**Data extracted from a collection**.
------------

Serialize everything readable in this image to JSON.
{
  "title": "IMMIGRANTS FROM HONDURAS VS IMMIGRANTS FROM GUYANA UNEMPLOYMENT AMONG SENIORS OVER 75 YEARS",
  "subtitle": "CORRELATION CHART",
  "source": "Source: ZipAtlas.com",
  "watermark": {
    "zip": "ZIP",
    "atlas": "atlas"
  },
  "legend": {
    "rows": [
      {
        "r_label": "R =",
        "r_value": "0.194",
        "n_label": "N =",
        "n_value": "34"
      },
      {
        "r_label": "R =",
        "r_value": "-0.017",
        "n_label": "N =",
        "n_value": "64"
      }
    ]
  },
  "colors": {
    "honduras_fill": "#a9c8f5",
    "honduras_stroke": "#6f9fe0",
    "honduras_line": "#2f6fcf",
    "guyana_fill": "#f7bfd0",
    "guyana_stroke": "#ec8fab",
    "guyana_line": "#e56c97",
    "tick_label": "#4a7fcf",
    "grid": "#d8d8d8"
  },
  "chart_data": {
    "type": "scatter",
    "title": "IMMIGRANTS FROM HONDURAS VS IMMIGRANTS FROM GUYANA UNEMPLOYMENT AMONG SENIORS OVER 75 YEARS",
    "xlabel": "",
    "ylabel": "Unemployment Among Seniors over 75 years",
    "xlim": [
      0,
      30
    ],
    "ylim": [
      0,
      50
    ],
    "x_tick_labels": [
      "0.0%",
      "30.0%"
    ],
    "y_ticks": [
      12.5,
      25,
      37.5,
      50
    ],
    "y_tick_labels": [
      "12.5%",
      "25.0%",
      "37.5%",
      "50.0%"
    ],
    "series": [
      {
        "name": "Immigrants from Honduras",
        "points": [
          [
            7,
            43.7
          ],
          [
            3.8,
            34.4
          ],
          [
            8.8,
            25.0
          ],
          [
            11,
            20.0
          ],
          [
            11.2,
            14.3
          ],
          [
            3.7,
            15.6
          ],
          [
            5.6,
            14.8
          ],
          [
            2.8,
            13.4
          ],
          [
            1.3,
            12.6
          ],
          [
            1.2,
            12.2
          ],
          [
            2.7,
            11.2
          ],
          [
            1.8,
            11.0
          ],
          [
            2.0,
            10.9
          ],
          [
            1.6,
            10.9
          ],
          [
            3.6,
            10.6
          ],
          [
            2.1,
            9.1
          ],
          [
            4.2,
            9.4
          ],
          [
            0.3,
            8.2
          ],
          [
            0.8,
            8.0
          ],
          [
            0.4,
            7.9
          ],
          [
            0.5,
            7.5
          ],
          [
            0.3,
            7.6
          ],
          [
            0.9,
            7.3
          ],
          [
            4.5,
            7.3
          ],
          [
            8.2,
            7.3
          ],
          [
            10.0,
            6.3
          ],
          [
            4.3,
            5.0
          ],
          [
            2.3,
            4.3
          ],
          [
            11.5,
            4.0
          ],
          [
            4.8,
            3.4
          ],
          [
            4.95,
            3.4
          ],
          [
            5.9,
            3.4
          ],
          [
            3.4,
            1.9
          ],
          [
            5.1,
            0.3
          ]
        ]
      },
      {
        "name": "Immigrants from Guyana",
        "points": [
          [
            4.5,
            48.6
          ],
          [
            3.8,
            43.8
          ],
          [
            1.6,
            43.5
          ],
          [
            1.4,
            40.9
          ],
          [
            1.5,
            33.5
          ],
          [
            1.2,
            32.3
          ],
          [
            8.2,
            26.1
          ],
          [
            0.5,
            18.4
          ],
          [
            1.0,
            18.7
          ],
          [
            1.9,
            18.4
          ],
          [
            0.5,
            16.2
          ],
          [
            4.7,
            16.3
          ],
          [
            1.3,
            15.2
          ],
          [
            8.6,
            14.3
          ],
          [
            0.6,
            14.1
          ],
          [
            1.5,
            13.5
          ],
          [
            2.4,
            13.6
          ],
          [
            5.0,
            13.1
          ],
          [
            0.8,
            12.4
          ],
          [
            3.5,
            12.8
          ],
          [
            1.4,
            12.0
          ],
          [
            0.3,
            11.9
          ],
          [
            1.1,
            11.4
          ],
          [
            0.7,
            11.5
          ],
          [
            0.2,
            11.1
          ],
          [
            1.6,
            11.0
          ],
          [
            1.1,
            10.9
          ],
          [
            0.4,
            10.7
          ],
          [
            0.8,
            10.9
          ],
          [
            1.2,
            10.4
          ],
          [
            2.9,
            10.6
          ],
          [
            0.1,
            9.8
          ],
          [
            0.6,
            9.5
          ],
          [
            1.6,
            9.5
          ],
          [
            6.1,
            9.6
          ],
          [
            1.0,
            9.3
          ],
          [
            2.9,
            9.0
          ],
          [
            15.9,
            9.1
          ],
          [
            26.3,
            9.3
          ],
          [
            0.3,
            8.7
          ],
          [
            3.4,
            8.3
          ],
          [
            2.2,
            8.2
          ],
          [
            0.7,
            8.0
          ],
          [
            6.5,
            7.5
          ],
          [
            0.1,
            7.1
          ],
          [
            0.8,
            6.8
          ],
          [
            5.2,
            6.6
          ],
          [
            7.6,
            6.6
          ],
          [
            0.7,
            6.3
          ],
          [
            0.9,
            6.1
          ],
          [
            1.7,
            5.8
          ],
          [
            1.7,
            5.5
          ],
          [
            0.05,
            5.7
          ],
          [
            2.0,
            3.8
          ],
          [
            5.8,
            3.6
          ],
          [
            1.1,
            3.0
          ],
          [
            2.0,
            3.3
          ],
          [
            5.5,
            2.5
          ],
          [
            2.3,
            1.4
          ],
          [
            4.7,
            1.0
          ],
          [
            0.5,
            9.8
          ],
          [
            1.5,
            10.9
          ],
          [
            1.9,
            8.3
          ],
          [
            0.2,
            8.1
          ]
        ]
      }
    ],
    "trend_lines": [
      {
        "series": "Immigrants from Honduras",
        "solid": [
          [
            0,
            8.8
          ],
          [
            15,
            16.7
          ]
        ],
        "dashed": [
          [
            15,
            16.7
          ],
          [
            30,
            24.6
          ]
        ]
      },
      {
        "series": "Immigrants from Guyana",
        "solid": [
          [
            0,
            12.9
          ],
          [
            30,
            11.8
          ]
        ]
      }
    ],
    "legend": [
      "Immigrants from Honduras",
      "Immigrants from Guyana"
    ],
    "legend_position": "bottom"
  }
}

------------

List the lines of the entries that include "name".

**Finished exercise**.
        "name": "Immigrants from Honduras",
        "name": "Immigrants from Guyana",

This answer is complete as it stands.